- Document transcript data
= = =

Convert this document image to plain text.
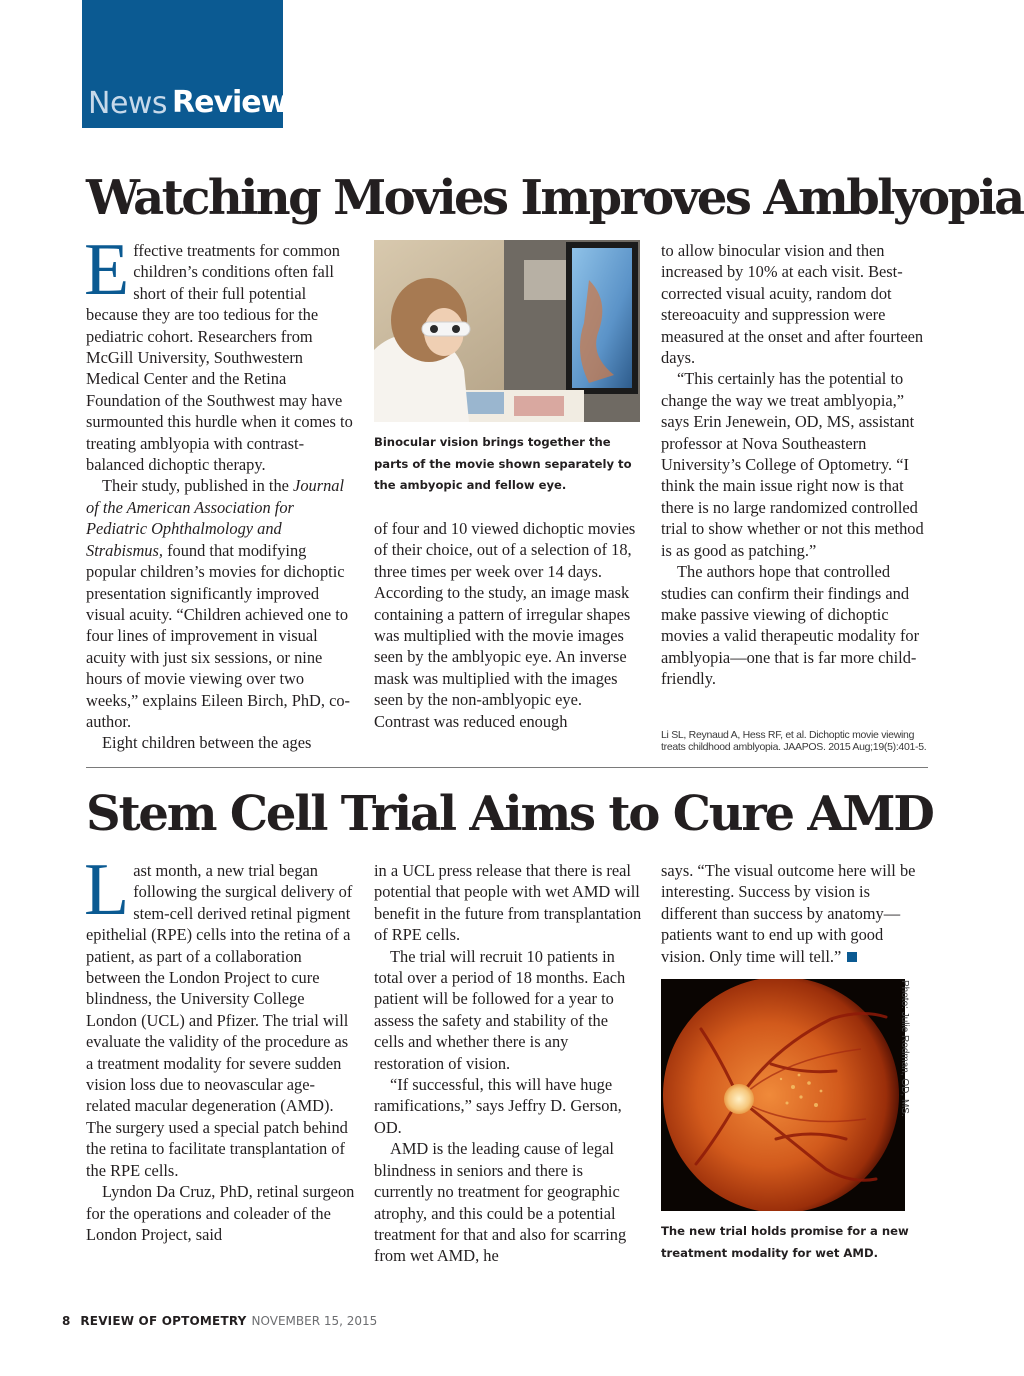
News Review
Watching Movies Improves Amblyopia

Effective treatments for common children’s conditions often fall short of their full potential because they are too tedious for the pediatric cohort. Researchers from McGill University, Southwestern Medical Center and the Retina Foundation of the Southwest may have surmounted this hurdle when it comes to treating amblyopia with contrast-balanced dichoptic therapy.

Their study, published in the Journal of the American Association for Pediatric Ophthalmology and Strabismus, found that modifying popular children’s movies for dichoptic presentation significantly improved visual acuity. “Children achieved one to four lines of improvement in visual acuity with just six sessions, or nine hours of movie viewing over two weeks,” explains Eileen Birch, PhD, co-author.

Eight children between the ages

Binocular vision brings together the parts of the movie shown separately to the ambyopic and fellow eye.

of four and 10 viewed dichoptic movies of their choice, out of a selection of 18, three times per week over 14 days. According to the study, an image mask containing a pattern of irregular shapes was multiplied with the movie images seen by the amblyopic eye. An inverse mask was multiplied with the images seen by the non-amblyopic eye. Contrast was reduced enough

to allow binocular vision and then increased by 10% at each visit. Best-corrected visual acuity, random dot stereoacuity and suppression were measured at the onset and after fourteen days.

“This certainly has the potential to change the way we treat amblyopia,” says Erin Jenewein, OD, MS, assistant professor at Nova Southeastern University’s College of Optometry. “I think the main issue right now is that there is no large randomized controlled trial to show whether or not this method is as good as patching.”

The authors hope that controlled studies can confirm their findings and make passive viewing of dichoptic movies a valid therapeutic modality for amblyopia—one that is far more child-friendly.

Li SL, Reynaud A, Hess RF, et al. Dichoptic movie viewing treats childhood amblyopia. JAAPOS. 2015 Aug;19(5):401-5.
Stem Cell Trial Aims to Cure AMD

Last month, a new trial began following the surgical delivery of stem-cell derived retinal pigment epithelial (RPE) cells into the retina of a patient, as part of a collaboration between the London Project to cure blindness, the University College London (UCL) and Pfizer. The trial will evaluate the validity of the procedure as a treatment modality for severe sudden vision loss due to neovascular age-related macular degeneration (AMD). The surgery used a special patch behind the retina to facilitate transplantation of the RPE cells.

Lyndon Da Cruz, PhD, retinal surgeon for the operations and coleader of the London Project, said

in a UCL press release that there is real potential that people with wet AMD will benefit in the future from transplantation of RPE cells.

The trial will recruit 10 patients in total over a period of 18 months. Each patient will be followed for a year to assess the safety and stability of the cells and whether there is any restoration of vision.

“If successful, this will have huge ramifications,” says Jeffry D. Gerson, OD.

AMD is the leading cause of legal blindness in seniors and there is currently no treatment for geographic atrophy, and this could be a potential treatment for that and also for scarring from wet AMD, he

says. “The visual outcome here will be interesting. Success by vision is different than success by anatomy—patients want to end up with good vision. Only time will tell.”

Photo: Julie Rodman, OD, MS.
The new trial holds promise for a new treatment modality for wet AMD.
8 REVIEW OF OPTOMETRY NOVEMBER 15, 2015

= = =

- Task
A faithful copy of all the data above is required, printed exactly and with no pictures.

- Solution for this task
Convert this document image to plain text.
News Review
Watching Movies Improves Amblyopia

Effective treatments for common children’s conditions often fall short of their full potential because they are too tedious for the pediatric cohort. Researchers from McGill University, Southwestern Medical Center and the Retina Foundation of the Southwest may have surmounted this hurdle when it comes to treating amblyopia with contrast-balanced dichoptic therapy.

Their study, published in the Journal of the American Association for Pediatric Ophthalmology and Strabismus, found that modifying popular children’s movies for dichoptic presentation significantly improved visual acuity. “Children achieved one to four lines of improvement in visual acuity with just six sessions, or nine hours of movie viewing over two weeks,” explains Eileen Birch, PhD, co-author.

Eight children between the ages

Binocular vision brings together the parts of the movie shown separately to the ambyopic and fellow eye.

of four and 10 viewed dichoptic movies of their choice, out of a selection of 18, three times per week over 14 days. According to the study, an image mask containing a pattern of irregular shapes was multiplied with the movie images seen by the amblyopic eye. An inverse mask was multiplied with the images seen by the non-amblyopic eye. Contrast was reduced enough

to allow binocular vision and then increased by 10% at each visit. Best-corrected visual acuity, random dot stereoacuity and suppression were measured at the onset and after fourteen days.

“This certainly has the potential to change the way we treat amblyopia,” says Erin Jenewein, OD, MS, assistant professor at Nova Southeastern University’s College of Optometry. “I think the main issue right now is that there is no large randomized controlled trial to show whether or not this method is as good as patching.”

The authors hope that controlled studies can confirm their findings and make passive viewing of dichoptic movies a valid therapeutic modality for amblyopia—one that is far more child-friendly.

Li SL, Reynaud A, Hess RF, et al. Dichoptic movie viewing treats childhood amblyopia. JAAPOS. 2015 Aug;19(5):401-5.
Stem Cell Trial Aims to Cure AMD

Last month, a new trial began following the surgical delivery of stem-cell derived retinal pigment epithelial (RPE) cells into the retina of a patient, as part of a collaboration between the London Project to cure blindness, the University College London (UCL) and Pfizer. The trial will evaluate the validity of the procedure as a treatment modality for severe sudden vision loss due to neovascular age-related macular degeneration (AMD). The surgery used a special patch behind the retina to facilitate transplantation of the RPE cells.

Lyndon Da Cruz, PhD, retinal surgeon for the operations and coleader of the London Project, said

in a UCL press release that there is real potential that people with wet AMD will benefit in the future from transplantation of RPE cells.

The trial will recruit 10 patients in total over a period of 18 months. Each patient will be followed for a year to assess the safety and stability of the cells and whether there is any restoration of vision.

“If successful, this will have huge ramifications,” says Jeffry D. Gerson, OD.

AMD is the leading cause of legal blindness in seniors and there is currently no treatment for geographic atrophy, and this could be a potential treatment for that and also for scarring from wet AMD, he

says. “The visual outcome here will be interesting. Success by vision is different than success by anatomy—patients want to end up with good vision. Only time will tell.”

Photo: Julie Rodman, OD, MS.
The new trial holds promise for a new treatment modality for wet AMD.
8 REVIEW OF OPTOMETRY NOVEMBER 15, 2015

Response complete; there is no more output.